■ Problem requirements ■
In the data below, find every line that has the string "color", and copy it.

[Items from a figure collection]
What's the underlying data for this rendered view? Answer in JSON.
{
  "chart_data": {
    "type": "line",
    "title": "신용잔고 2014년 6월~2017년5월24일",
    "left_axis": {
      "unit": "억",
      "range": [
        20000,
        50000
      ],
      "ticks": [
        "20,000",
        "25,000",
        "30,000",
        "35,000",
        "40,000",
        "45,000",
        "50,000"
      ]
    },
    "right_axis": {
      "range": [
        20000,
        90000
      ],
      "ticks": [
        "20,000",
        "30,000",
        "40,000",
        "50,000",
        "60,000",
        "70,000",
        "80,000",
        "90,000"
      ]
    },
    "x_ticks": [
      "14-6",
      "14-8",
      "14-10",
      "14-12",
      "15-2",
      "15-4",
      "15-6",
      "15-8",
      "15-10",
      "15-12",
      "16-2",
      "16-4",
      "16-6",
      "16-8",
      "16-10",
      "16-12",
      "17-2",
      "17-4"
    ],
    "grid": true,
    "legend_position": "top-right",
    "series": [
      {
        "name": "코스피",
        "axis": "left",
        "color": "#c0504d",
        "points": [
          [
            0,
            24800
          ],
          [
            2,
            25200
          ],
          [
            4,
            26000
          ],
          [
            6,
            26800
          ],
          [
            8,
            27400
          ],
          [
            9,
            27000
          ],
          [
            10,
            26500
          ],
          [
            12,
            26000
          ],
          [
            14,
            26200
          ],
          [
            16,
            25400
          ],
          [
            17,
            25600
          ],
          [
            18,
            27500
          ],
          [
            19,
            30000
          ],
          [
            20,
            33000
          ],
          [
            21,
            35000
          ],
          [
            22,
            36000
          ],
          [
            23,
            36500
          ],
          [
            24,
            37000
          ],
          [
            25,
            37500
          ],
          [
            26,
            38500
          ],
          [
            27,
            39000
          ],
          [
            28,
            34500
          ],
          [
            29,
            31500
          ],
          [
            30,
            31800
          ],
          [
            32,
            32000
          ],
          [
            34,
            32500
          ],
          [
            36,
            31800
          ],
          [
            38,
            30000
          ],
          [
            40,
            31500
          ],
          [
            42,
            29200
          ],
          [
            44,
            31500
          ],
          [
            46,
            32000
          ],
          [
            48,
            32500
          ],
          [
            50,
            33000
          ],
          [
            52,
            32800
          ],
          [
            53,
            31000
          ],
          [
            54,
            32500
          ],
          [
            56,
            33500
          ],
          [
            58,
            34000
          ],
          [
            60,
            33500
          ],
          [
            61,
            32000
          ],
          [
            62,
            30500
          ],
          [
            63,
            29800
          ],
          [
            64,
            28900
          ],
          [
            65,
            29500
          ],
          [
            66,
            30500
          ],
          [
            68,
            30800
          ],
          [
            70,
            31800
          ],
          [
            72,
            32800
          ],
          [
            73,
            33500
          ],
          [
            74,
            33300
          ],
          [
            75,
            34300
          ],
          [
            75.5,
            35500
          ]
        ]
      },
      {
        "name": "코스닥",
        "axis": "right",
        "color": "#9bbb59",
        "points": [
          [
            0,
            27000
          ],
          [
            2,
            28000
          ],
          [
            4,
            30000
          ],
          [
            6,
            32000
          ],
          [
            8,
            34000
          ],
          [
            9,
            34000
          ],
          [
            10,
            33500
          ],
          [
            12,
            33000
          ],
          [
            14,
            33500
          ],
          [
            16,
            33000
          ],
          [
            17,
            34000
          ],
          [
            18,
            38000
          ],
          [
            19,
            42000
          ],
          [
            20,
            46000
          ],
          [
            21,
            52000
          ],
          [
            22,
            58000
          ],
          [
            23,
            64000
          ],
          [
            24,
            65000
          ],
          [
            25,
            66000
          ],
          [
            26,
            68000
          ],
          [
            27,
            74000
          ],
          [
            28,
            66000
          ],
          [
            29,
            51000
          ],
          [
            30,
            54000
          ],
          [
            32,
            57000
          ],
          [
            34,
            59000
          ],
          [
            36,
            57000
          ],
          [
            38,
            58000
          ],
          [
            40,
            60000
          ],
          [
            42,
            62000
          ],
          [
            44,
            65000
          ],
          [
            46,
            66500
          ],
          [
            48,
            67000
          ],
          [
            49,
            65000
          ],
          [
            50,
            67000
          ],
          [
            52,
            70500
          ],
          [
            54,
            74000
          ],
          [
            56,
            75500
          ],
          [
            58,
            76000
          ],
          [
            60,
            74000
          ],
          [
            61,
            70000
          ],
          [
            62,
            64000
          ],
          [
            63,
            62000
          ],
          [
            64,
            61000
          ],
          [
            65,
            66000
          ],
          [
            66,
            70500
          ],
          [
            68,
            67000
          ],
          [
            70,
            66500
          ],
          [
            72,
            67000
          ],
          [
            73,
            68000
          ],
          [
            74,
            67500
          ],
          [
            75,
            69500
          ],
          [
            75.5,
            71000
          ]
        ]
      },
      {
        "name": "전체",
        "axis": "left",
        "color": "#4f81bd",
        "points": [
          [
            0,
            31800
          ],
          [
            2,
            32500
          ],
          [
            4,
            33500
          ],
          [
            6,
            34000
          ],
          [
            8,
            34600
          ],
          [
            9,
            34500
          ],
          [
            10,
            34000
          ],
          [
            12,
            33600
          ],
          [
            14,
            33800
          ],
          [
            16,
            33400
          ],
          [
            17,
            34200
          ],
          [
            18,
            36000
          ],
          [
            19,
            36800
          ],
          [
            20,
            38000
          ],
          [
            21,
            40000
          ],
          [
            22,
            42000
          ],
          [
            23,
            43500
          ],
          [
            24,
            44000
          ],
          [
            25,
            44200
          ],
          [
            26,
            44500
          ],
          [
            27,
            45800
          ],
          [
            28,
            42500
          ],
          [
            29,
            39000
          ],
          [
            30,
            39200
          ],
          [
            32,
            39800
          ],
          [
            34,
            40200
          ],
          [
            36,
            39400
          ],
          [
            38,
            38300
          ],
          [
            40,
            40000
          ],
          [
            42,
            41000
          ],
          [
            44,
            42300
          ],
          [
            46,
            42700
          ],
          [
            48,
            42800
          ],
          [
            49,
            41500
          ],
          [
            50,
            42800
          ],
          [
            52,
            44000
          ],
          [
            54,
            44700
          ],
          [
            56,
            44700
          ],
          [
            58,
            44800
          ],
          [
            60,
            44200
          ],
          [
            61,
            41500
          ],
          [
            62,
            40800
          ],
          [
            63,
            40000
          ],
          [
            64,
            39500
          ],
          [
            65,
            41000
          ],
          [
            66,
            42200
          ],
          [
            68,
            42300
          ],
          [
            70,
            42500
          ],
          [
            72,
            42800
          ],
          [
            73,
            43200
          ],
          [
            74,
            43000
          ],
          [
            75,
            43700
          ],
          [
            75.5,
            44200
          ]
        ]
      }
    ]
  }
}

■ The solution ■
        "color": "#c0504d",
        "color": "#9bbb59",
        "color": "#4f81bd",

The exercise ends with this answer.